**WHAT YOU ARE ASKED TO DO:** From the entries below, copy every line where the string "철근수요" appears.

**DATA IN THIS EXERCISE:**
══════════════════════════════

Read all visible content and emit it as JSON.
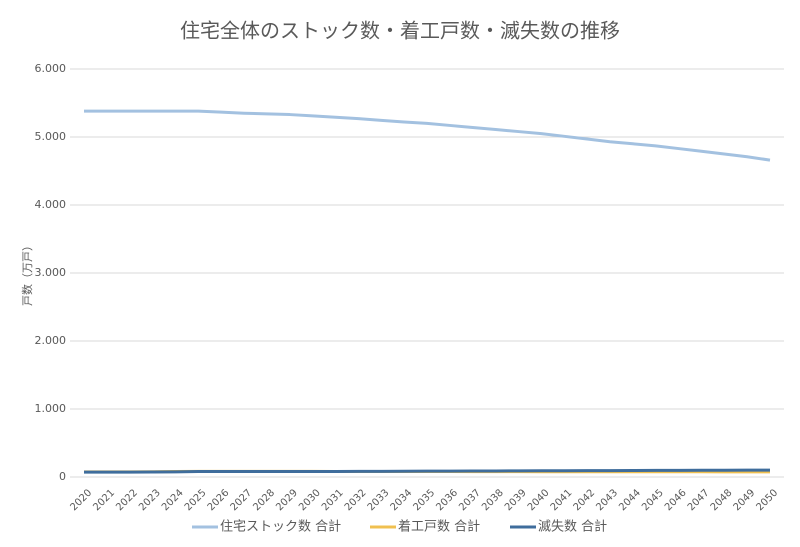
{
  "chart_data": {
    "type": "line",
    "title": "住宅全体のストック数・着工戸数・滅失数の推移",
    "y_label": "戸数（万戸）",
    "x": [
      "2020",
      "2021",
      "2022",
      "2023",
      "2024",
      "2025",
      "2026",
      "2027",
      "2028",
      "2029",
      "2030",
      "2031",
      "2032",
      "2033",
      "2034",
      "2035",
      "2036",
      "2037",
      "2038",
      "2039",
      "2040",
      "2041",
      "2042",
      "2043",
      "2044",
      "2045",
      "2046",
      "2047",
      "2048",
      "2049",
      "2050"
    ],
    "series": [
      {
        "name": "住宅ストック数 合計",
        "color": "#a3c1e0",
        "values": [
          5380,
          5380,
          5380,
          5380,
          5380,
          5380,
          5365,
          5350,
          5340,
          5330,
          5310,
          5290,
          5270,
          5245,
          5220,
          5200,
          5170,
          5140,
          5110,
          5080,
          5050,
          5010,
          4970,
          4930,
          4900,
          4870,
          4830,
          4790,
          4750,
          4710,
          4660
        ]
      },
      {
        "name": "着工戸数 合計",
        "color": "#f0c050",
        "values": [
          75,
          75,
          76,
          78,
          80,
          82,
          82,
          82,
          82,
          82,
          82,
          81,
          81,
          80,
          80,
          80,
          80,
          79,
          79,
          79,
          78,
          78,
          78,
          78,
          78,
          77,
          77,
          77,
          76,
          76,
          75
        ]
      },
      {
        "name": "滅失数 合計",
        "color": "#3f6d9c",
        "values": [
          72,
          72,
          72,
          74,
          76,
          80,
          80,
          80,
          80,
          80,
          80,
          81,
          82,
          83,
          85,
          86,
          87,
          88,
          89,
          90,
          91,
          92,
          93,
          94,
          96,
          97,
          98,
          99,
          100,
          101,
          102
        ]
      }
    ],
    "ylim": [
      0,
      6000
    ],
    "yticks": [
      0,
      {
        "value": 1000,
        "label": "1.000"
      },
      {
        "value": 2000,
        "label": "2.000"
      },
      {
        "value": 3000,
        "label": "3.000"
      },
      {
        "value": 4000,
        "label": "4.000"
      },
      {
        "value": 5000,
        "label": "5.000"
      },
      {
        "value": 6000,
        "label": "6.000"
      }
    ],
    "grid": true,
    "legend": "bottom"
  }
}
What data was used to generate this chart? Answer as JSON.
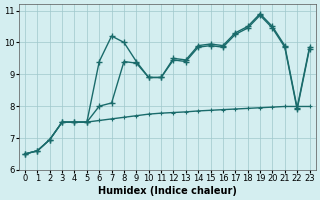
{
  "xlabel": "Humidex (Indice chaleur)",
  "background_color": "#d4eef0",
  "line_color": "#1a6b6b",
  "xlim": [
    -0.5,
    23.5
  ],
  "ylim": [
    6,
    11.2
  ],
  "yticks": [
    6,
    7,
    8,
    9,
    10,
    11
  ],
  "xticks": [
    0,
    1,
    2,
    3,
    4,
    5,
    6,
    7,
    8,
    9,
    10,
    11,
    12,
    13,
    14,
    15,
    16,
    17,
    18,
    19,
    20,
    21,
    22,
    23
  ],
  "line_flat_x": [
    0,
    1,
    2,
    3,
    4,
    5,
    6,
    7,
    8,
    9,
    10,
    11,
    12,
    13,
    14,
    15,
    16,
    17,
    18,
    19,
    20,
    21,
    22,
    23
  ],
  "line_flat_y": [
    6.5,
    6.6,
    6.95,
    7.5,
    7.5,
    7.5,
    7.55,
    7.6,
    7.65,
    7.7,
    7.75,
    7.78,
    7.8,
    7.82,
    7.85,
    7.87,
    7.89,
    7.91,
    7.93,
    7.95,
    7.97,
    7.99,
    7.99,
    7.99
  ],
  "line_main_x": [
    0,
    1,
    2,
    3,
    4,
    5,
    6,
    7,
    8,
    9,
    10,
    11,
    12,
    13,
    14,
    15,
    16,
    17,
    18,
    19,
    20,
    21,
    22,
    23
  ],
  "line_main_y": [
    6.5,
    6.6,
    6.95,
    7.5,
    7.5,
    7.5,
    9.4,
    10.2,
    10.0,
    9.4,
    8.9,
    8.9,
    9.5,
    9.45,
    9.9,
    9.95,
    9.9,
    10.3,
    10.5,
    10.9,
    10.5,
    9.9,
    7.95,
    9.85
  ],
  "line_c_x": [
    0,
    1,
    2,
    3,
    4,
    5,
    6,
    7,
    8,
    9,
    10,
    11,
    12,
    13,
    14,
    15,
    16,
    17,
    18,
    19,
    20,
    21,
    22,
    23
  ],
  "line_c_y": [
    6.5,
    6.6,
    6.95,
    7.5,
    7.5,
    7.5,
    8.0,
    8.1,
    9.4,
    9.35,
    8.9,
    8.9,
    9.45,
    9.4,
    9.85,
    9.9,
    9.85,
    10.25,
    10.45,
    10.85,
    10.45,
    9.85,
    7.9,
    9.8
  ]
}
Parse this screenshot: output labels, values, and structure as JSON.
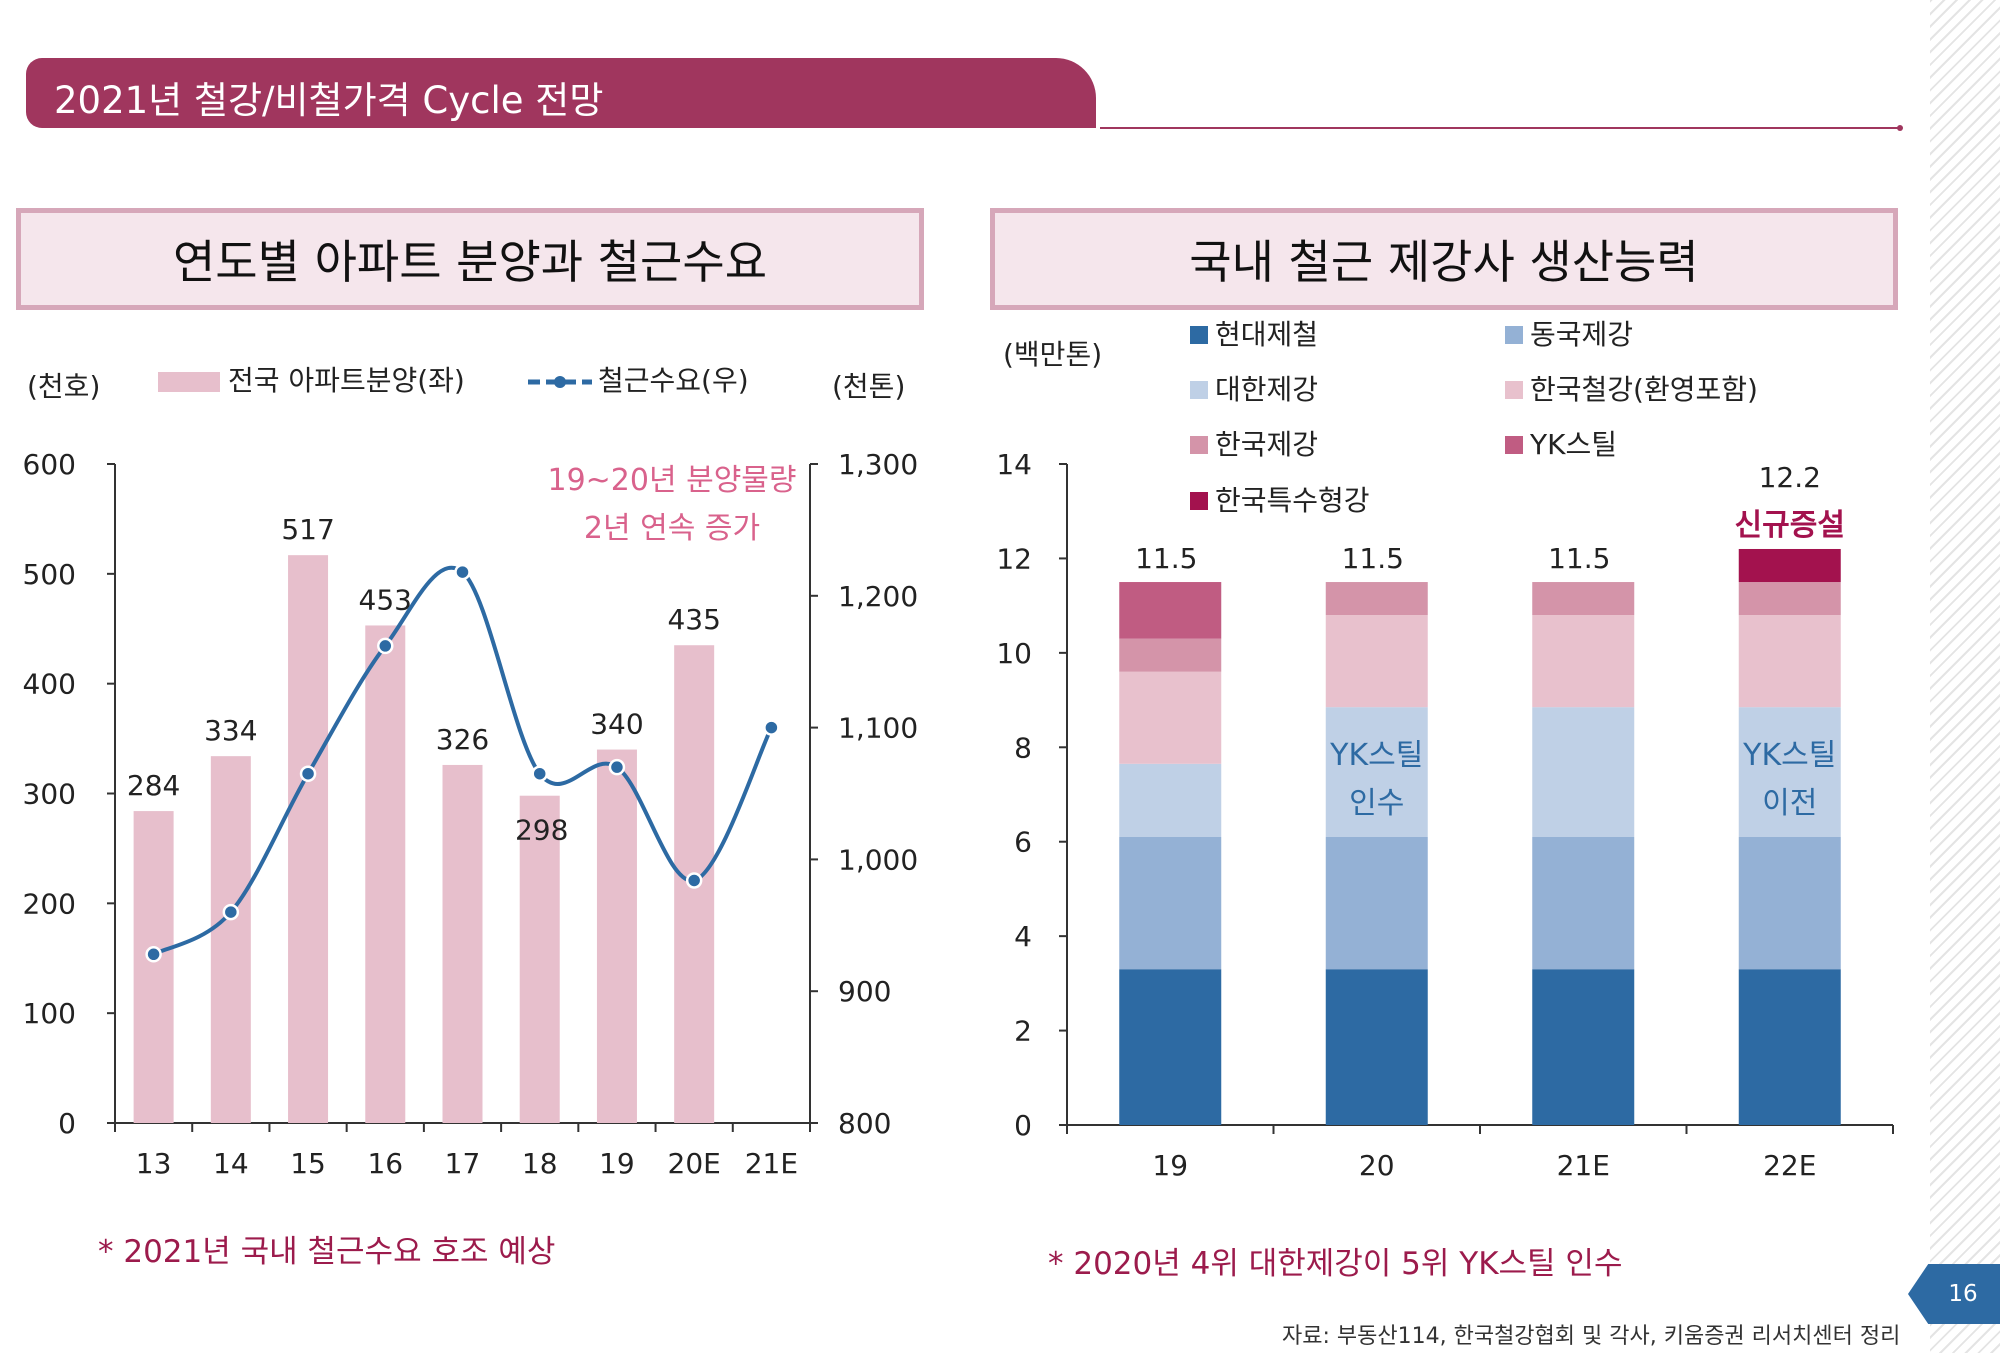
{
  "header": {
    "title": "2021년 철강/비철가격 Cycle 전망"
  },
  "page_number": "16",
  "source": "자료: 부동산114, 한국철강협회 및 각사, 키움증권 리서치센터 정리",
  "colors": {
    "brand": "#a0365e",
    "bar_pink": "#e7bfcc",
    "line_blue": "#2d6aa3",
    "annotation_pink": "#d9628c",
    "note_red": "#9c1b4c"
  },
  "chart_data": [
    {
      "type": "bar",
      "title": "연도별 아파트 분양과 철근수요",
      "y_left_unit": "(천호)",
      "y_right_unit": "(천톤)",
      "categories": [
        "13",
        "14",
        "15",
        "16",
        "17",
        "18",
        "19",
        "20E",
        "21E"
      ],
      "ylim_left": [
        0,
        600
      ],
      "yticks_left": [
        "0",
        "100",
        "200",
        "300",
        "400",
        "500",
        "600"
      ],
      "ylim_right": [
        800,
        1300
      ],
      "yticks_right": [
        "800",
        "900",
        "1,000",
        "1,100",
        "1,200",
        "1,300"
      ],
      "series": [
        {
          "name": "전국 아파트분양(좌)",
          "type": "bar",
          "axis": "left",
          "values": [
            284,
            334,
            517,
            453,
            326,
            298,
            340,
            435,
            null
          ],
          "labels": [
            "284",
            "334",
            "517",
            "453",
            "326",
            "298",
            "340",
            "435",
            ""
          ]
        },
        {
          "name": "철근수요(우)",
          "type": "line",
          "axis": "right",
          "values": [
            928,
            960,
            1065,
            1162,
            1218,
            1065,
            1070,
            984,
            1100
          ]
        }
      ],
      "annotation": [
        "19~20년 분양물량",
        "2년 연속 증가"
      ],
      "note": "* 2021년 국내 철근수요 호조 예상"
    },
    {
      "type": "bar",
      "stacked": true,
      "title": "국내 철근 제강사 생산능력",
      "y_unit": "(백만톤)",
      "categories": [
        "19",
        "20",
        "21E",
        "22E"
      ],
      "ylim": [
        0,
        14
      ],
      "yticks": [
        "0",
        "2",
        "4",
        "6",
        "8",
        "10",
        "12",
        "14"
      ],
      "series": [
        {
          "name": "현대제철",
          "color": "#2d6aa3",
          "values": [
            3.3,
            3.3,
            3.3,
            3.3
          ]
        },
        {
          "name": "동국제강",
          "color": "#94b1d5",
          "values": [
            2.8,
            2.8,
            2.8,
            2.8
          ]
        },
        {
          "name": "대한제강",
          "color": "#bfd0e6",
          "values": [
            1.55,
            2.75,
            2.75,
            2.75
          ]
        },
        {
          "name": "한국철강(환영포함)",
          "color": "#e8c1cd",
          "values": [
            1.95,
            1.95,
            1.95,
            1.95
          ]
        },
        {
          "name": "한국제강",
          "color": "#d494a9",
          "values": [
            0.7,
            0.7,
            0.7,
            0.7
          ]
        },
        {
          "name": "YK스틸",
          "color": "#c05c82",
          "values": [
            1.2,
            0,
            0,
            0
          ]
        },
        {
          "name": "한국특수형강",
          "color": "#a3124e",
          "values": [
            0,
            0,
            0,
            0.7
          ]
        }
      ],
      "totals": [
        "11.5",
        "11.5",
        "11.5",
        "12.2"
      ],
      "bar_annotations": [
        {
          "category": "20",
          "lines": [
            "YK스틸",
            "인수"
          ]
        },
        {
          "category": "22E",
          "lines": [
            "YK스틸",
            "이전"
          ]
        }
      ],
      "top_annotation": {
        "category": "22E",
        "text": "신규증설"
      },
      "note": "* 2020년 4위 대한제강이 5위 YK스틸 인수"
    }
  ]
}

══════════════════════════════

**ANSWER IN FULL:**
      "title": "연도별 아파트 분양과 철근수요",
          "name": "철근수요(우)",
      "note": "* 2021년 국내 철근수요 호조 예상"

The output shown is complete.